DIRECTIONS: Review the lines that follow and copy each one that contains the word "zobowiązania".

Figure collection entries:
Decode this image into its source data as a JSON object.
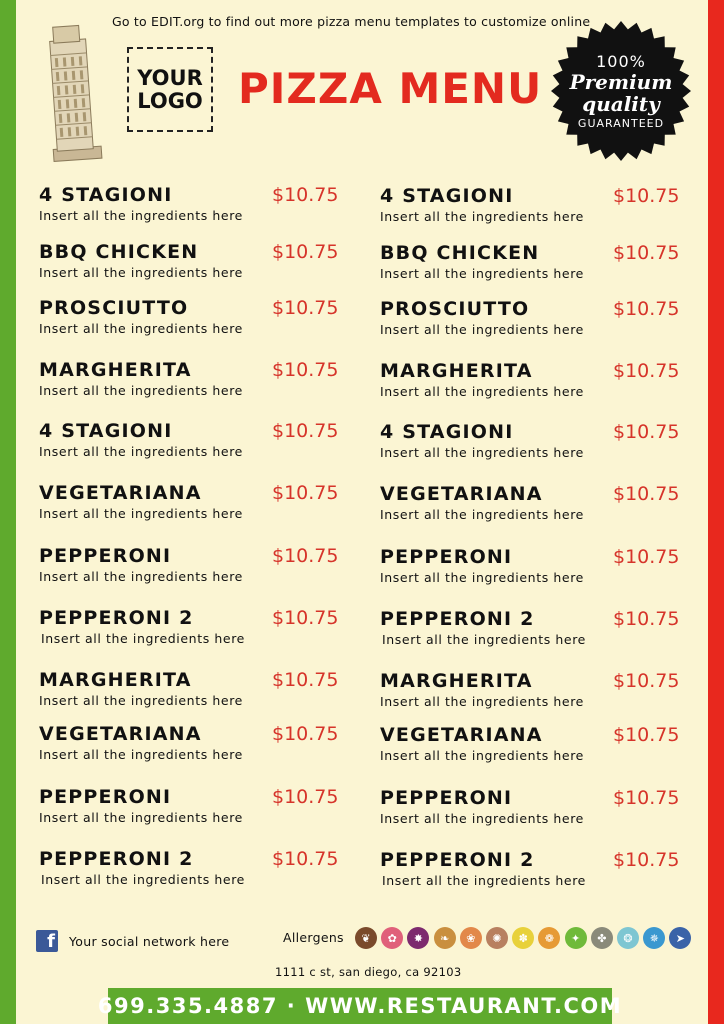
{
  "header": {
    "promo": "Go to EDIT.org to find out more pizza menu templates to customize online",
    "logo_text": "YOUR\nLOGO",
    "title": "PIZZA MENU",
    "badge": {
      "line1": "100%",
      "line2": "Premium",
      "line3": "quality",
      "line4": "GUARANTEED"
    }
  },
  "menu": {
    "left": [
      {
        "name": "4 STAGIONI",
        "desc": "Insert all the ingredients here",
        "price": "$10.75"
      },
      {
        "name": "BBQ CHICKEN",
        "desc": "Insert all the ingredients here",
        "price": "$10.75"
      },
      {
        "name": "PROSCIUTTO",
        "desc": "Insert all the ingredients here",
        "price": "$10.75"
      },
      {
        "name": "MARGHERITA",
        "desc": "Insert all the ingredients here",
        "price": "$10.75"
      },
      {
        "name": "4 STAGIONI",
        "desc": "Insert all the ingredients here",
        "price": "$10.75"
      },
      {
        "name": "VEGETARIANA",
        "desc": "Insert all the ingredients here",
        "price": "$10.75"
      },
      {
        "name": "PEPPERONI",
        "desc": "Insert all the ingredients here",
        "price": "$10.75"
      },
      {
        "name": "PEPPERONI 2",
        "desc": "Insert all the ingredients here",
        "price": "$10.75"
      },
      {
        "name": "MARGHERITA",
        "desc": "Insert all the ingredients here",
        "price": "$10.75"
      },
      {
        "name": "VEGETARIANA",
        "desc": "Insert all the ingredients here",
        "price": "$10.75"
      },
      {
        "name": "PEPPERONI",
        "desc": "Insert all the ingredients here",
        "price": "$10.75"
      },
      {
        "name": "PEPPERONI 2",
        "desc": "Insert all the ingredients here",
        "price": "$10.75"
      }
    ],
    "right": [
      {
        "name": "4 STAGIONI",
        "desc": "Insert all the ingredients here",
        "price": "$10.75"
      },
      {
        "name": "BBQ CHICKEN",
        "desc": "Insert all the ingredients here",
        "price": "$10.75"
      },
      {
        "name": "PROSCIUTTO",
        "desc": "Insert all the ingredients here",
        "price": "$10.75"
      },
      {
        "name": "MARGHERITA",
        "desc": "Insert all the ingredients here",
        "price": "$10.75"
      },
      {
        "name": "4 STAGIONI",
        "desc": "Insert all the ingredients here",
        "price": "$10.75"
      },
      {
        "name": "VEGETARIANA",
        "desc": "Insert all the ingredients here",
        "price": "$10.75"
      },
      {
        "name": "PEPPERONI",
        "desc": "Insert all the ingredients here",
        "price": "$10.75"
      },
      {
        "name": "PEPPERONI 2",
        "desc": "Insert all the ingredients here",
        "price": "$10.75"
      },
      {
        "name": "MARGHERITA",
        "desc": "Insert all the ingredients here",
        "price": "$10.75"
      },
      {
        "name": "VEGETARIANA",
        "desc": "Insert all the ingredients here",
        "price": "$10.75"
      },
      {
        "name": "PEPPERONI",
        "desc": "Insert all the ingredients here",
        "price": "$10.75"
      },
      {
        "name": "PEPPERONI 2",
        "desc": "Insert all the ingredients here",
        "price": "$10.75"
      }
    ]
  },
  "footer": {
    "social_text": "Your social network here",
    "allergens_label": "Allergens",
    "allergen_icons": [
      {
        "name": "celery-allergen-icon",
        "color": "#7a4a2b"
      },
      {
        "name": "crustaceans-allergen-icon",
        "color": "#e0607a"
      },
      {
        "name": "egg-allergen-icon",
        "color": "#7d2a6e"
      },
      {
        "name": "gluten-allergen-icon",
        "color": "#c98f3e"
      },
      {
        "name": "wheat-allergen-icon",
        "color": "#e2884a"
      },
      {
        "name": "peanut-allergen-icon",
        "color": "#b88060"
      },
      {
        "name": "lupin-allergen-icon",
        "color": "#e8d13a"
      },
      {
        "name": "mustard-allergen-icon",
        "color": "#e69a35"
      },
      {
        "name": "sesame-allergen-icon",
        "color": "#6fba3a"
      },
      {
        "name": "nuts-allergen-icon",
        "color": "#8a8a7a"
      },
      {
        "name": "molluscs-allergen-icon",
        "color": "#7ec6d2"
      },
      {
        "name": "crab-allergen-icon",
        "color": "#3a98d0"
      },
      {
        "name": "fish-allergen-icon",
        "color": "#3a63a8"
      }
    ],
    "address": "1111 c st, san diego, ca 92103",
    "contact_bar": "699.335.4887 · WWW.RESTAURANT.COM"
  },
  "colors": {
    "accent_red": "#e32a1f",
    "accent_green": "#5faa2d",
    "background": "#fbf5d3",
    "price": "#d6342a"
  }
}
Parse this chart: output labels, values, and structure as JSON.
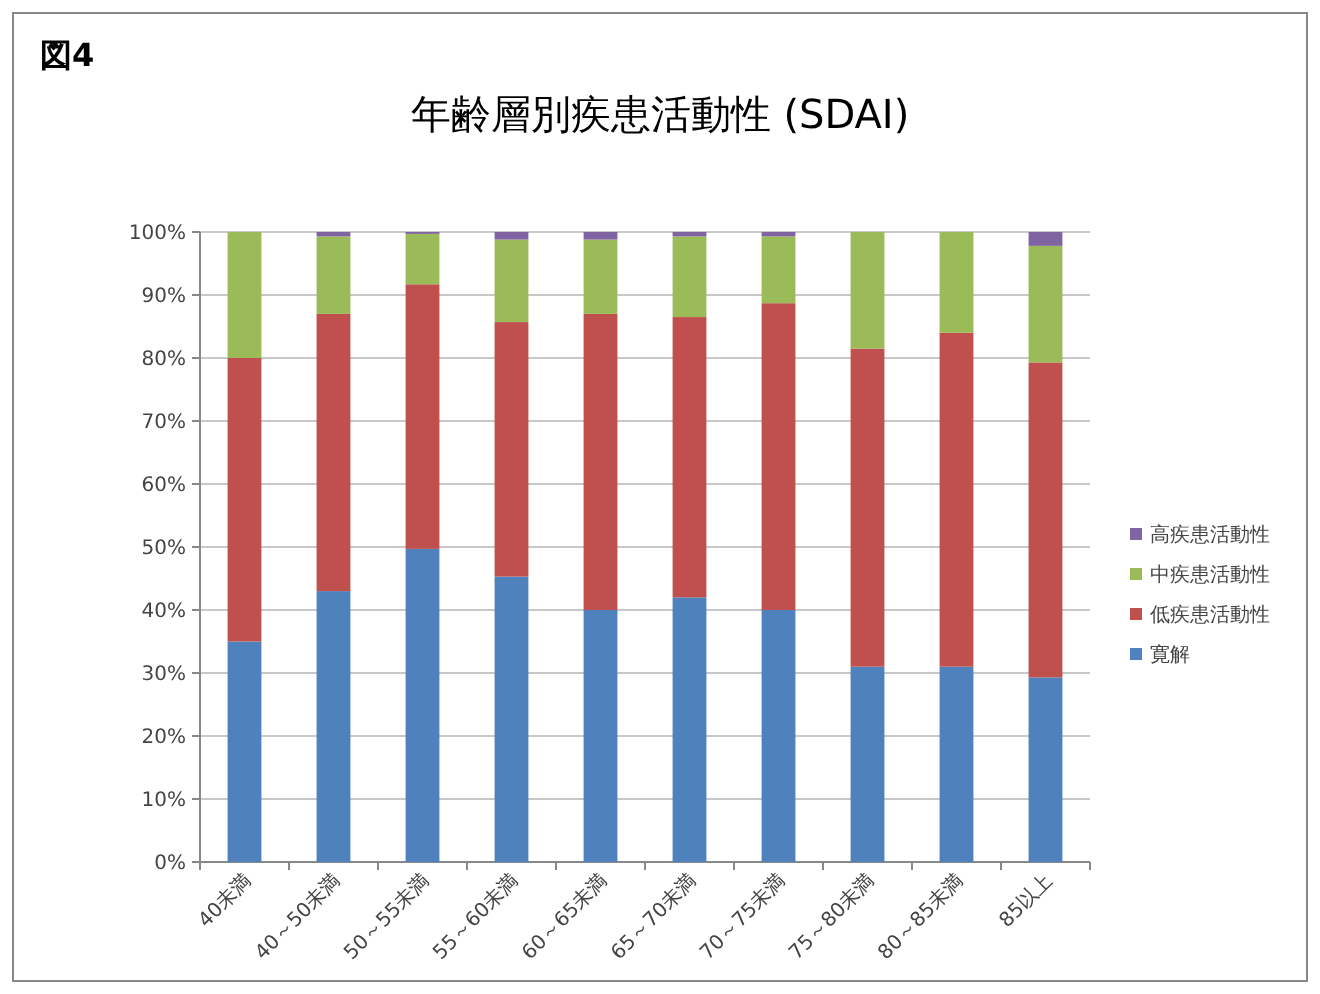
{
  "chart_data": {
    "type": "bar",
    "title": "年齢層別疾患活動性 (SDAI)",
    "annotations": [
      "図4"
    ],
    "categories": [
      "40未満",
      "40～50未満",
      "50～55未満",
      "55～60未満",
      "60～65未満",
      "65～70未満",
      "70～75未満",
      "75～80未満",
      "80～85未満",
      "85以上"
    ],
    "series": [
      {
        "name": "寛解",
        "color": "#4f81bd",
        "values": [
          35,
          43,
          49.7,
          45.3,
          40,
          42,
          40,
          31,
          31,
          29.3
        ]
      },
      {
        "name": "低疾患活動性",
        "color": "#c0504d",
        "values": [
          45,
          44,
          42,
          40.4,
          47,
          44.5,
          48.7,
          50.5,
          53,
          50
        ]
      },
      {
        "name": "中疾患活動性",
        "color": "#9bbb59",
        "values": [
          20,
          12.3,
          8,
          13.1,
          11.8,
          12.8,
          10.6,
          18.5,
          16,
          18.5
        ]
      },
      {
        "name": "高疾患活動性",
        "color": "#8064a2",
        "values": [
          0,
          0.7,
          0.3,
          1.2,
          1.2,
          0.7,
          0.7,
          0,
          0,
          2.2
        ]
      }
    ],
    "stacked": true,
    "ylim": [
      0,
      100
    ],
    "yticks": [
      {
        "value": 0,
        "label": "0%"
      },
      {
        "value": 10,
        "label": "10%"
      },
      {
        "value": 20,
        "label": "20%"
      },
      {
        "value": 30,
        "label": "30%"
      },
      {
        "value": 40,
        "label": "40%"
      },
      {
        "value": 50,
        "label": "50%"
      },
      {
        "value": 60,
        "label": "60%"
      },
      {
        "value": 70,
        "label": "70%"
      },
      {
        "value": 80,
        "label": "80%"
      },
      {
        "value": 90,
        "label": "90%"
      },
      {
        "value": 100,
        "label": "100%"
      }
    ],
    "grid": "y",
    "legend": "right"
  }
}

...

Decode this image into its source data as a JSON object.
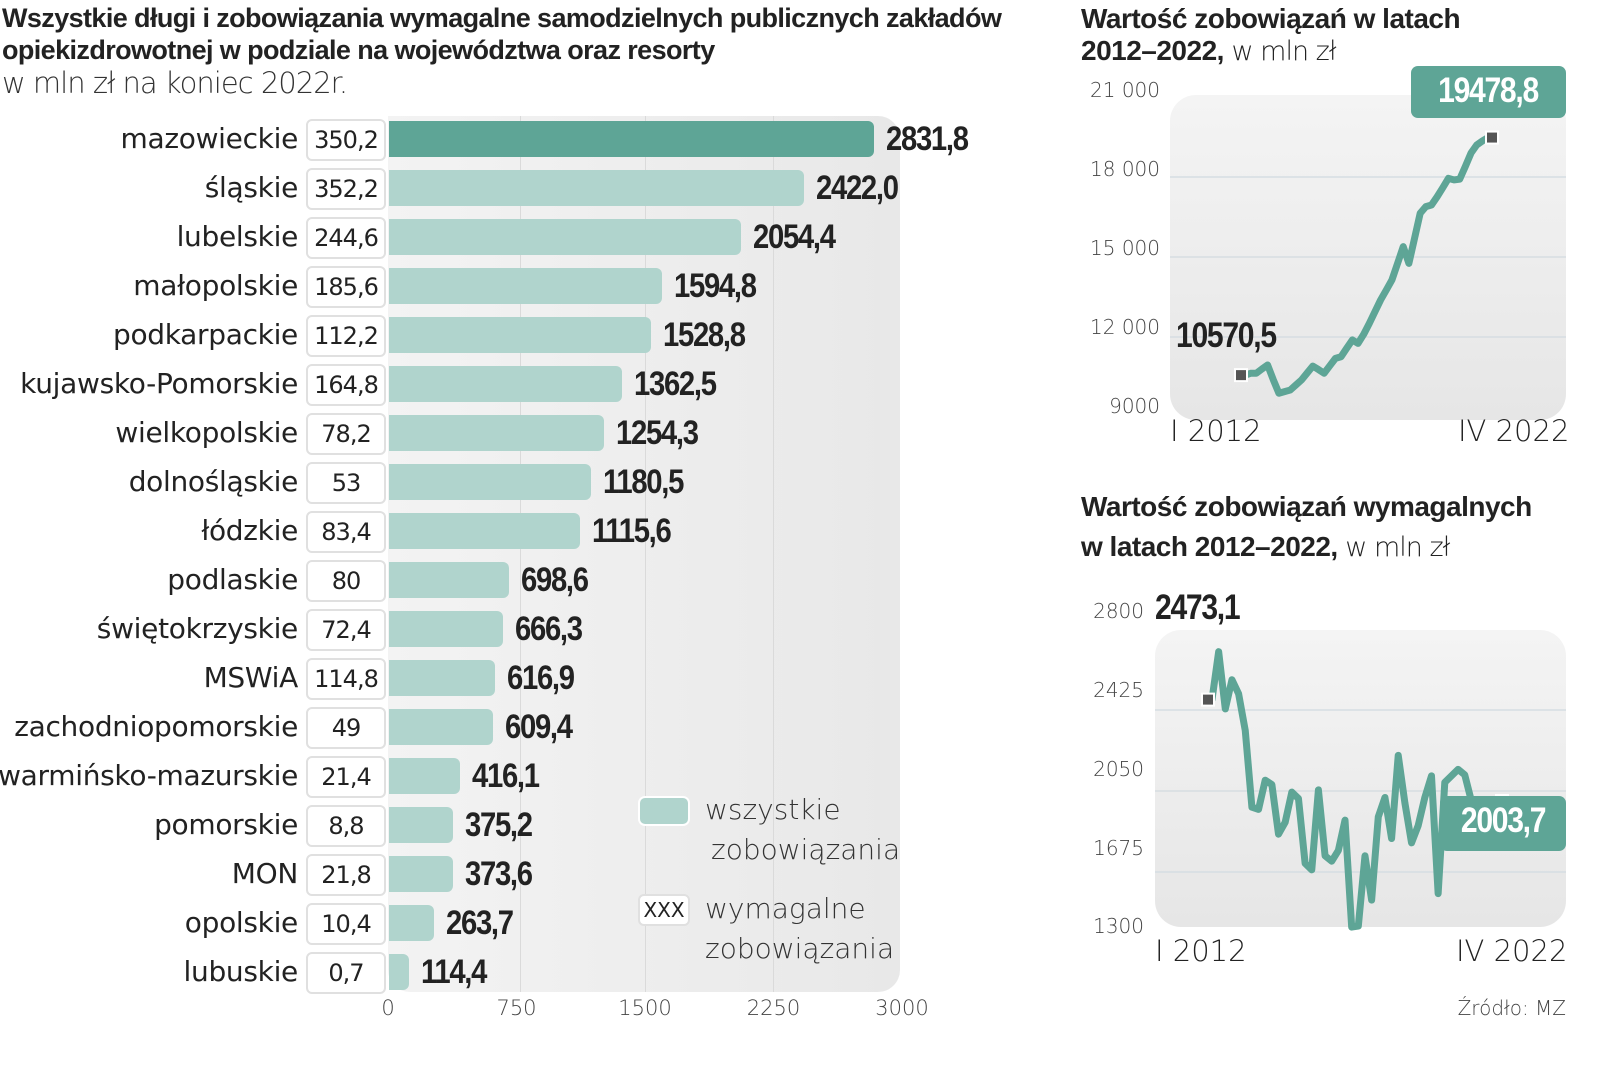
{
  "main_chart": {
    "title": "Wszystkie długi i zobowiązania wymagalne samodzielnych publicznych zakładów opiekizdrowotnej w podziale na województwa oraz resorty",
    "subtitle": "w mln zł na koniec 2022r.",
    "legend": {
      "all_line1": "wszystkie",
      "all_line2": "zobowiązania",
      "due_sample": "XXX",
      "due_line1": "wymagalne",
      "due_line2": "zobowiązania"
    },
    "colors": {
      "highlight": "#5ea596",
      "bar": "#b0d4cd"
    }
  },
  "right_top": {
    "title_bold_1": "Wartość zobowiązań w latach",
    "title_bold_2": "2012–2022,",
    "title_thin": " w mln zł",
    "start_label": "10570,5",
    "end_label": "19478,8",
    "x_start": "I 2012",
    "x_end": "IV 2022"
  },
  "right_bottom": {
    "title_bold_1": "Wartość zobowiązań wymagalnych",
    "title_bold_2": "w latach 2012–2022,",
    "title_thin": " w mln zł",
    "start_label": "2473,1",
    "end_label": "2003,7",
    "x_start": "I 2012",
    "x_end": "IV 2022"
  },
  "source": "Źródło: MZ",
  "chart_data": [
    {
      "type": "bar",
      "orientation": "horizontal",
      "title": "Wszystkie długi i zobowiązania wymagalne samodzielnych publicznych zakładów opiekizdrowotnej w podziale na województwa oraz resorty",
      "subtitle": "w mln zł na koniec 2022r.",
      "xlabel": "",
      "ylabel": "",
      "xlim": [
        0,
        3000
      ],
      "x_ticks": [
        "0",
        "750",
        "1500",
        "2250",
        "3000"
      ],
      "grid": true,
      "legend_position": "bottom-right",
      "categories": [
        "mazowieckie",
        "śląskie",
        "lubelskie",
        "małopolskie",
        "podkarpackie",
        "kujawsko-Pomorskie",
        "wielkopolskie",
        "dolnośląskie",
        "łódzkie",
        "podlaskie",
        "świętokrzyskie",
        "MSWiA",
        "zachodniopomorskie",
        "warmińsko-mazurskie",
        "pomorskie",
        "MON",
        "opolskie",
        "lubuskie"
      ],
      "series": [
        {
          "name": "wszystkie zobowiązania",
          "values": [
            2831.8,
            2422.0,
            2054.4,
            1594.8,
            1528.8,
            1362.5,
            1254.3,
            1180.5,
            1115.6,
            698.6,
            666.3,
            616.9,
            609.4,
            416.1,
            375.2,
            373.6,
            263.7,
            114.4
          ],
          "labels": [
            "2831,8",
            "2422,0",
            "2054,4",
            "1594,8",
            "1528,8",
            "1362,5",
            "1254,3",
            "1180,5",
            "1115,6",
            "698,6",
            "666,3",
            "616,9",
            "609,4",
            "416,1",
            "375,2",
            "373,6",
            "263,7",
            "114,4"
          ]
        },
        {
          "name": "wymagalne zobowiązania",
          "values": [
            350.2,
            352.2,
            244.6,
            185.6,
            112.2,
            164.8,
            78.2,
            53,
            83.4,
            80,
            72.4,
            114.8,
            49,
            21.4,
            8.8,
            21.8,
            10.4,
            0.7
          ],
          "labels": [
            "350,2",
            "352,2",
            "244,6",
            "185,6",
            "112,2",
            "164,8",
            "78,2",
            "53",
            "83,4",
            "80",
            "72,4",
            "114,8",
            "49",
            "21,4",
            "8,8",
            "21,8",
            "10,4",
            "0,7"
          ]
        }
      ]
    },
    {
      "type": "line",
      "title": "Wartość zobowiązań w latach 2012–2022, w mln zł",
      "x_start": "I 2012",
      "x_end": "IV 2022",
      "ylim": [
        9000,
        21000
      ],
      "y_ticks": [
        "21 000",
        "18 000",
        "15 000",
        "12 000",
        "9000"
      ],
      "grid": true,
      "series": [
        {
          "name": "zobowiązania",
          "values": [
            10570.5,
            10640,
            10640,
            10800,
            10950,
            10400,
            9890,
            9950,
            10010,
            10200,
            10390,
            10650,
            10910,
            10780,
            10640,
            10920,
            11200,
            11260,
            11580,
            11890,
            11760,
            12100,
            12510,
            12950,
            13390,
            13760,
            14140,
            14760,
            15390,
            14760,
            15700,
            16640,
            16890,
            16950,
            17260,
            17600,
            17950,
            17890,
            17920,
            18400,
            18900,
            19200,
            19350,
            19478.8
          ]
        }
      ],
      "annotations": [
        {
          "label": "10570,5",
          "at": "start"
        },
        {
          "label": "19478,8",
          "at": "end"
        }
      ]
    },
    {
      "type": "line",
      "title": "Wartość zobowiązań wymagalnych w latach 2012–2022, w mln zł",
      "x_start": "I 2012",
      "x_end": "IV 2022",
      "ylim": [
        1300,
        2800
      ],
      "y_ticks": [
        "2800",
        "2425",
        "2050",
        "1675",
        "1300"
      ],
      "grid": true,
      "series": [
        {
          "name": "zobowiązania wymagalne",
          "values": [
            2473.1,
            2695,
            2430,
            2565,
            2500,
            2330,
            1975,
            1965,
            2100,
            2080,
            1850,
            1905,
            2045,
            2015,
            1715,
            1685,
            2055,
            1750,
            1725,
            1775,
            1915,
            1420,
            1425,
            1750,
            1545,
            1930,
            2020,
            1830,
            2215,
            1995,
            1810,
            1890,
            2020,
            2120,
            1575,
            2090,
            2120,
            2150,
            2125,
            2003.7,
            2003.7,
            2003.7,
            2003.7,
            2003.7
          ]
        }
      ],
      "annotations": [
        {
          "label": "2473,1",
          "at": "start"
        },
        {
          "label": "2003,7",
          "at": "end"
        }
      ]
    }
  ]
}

...

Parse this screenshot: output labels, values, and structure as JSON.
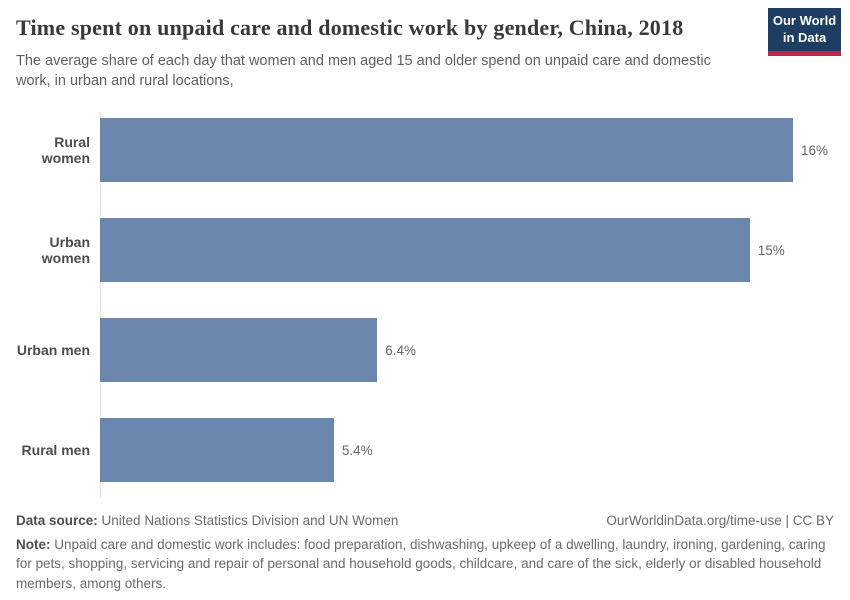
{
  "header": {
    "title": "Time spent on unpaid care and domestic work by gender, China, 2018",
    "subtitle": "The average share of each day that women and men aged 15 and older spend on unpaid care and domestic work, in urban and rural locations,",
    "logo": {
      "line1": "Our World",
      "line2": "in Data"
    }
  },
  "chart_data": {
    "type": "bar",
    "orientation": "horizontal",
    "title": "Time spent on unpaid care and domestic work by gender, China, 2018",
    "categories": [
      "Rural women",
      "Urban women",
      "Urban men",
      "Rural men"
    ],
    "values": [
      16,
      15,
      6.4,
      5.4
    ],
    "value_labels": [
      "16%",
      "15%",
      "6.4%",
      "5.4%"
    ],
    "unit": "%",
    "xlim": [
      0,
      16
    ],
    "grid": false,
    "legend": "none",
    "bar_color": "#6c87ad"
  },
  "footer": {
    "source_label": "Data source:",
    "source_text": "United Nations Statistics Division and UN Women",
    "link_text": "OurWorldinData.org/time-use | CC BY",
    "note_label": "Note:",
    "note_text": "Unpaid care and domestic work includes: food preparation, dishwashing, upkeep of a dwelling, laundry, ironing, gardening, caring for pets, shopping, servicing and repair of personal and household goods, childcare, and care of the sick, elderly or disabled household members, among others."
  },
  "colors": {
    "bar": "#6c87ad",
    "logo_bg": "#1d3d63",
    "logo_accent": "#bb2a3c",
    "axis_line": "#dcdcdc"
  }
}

OUTPUT BELOW:
    "title": "Wszystkie długi i zobowiązania wymagalne samodzielnych publicznych zakładów opiekizdrowotnej w podziale na województwa oraz resorty",
      "all_line2": "zobowiązania",
      "due_line2": "zobowiązania"
      "title": "Wszystkie długi i zobowiązania wymagalne samodzielnych publicznych zakładów opiekizdrowotnej w podziale na województwa oraz resorty",
          "name": "wszystkie zobowiązania",
          "name": "wymagalne zobowiązania",
          "name": "zobowiązania",
          "name": "zobowiązania wymagalne",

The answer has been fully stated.